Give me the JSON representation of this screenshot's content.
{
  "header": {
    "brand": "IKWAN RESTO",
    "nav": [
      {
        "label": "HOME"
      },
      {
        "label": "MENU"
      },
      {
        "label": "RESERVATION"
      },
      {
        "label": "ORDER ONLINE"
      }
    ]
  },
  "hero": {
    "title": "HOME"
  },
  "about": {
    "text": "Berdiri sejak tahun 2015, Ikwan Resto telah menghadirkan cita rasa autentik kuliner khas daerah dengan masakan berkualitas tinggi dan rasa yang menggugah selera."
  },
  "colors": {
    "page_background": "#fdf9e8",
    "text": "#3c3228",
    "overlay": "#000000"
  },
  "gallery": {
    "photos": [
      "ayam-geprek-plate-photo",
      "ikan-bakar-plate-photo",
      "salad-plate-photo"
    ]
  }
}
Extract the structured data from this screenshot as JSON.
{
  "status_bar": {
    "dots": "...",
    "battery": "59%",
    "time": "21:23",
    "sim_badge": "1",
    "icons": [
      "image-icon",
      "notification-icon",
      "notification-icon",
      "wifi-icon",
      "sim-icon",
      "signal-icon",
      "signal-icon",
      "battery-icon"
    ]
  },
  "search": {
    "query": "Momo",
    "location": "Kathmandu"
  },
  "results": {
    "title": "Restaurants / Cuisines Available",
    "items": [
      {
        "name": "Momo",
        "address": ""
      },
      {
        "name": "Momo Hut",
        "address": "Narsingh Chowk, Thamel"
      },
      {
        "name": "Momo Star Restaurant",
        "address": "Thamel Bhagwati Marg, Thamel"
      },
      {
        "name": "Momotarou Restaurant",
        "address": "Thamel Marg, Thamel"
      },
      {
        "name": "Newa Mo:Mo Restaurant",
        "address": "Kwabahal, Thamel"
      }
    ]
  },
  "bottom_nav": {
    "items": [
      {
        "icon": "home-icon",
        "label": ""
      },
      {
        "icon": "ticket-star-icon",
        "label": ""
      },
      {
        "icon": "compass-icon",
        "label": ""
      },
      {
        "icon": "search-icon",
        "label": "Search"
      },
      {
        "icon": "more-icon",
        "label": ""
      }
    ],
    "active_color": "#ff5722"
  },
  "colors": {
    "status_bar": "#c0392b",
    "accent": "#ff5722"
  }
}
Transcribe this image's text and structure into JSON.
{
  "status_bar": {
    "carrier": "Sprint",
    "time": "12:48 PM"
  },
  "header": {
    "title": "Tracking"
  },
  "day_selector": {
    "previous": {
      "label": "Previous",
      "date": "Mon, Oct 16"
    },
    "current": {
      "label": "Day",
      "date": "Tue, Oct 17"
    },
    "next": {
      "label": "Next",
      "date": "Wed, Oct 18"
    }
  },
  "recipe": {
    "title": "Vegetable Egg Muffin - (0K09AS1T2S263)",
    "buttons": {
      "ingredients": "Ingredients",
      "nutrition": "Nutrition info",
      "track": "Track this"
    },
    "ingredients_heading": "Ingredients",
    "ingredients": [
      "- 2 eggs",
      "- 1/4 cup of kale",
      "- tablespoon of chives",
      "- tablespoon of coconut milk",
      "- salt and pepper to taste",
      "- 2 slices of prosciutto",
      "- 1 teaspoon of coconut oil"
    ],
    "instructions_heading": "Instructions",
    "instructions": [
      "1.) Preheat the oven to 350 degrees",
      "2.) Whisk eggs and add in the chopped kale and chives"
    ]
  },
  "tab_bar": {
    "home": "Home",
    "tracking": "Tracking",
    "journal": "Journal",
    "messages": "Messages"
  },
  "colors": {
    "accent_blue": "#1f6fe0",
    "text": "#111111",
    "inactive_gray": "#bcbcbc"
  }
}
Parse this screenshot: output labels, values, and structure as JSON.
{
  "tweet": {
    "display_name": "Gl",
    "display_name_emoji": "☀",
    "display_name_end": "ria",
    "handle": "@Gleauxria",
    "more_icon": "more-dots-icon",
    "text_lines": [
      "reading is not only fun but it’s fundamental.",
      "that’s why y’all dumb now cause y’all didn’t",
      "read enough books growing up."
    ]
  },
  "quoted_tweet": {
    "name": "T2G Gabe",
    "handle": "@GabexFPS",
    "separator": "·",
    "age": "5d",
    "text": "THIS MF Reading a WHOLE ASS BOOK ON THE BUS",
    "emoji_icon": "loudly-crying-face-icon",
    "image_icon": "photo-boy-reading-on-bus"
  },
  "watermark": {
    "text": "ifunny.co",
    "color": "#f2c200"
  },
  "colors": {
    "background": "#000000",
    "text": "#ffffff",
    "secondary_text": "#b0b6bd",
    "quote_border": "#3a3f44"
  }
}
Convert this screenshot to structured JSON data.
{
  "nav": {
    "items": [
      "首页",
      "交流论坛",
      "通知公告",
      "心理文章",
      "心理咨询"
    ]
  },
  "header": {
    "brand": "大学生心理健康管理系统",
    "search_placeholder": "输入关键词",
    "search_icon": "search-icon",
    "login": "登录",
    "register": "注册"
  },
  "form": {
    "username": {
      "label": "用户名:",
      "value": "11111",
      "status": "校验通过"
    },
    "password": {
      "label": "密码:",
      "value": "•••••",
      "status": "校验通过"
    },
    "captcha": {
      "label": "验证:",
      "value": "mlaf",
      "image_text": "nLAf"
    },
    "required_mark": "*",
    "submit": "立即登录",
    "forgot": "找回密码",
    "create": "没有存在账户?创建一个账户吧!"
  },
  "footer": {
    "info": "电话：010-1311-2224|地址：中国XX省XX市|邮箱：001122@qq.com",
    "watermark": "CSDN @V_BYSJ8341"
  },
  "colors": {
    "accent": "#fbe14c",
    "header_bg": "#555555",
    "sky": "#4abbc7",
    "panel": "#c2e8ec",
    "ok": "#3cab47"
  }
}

Instruction — Check each line of the entries for the string "title". Copy the lines that have it.

Answer in full —
    "title": "HOME"
    "title": "Restaurants / Cuisines Available",
    "title": "Tracking"
    "title": "Vegetable Egg Muffin - (0K09AS1T2S263)",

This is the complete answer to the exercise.